• [PROBLEM DETAILS]
Could you output each line of the data that follows exactly?

(Extracted records)

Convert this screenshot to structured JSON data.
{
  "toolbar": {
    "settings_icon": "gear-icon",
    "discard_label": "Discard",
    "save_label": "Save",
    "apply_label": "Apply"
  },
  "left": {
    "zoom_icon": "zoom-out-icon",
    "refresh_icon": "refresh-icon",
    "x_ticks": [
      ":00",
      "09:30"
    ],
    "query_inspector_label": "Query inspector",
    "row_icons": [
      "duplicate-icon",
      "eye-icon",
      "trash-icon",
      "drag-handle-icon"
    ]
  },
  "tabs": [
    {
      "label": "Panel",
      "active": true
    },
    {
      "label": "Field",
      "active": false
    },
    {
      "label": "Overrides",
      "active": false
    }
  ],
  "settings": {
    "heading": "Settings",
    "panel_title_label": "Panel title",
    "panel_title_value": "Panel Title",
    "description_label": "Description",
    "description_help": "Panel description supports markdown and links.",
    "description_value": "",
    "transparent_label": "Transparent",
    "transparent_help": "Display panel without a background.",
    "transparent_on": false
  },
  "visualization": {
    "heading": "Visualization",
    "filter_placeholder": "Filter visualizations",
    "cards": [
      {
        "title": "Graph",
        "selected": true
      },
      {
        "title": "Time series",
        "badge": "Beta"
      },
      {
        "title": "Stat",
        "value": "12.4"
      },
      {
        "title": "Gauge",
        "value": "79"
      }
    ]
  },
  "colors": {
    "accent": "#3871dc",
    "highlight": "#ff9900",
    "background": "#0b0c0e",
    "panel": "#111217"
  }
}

• [OUTPUT FOR THIS EXERCISE]
Convert this screenshot to structured JSON data.
{
  "toolbar": {
    "settings_icon": "gear-icon",
    "discard_label": "Discard",
    "save_label": "Save",
    "apply_label": "Apply"
  },
  "left": {
    "zoom_icon": "zoom-out-icon",
    "refresh_icon": "refresh-icon",
    "x_ticks": [
      ":00",
      "09:30"
    ],
    "query_inspector_label": "Query inspector",
    "row_icons": [
      "duplicate-icon",
      "eye-icon",
      "trash-icon",
      "drag-handle-icon"
    ]
  },
  "tabs": [
    {
      "label": "Panel",
      "active": true
    },
    {
      "label": "Field",
      "active": false
    },
    {
      "label": "Overrides",
      "active": false
    }
  ],
  "settings": {
    "heading": "Settings",
    "panel_title_label": "Panel title",
    "panel_title_value": "Panel Title",
    "description_label": "Description",
    "description_help": "Panel description supports markdown and links.",
    "description_value": "",
    "transparent_label": "Transparent",
    "transparent_help": "Display panel without a background.",
    "transparent_on": false
  },
  "visualization": {
    "heading": "Visualization",
    "filter_placeholder": "Filter visualizations",
    "cards": [
      {
        "title": "Graph",
        "selected": true
      },
      {
        "title": "Time series",
        "badge": "Beta"
      },
      {
        "title": "Stat",
        "value": "12.4"
      },
      {
        "title": "Gauge",
        "value": "79"
      }
    ]
  },
  "colors": {
    "accent": "#3871dc",
    "highlight": "#ff9900",
    "background": "#0b0c0e",
    "panel": "#111217"
  }
}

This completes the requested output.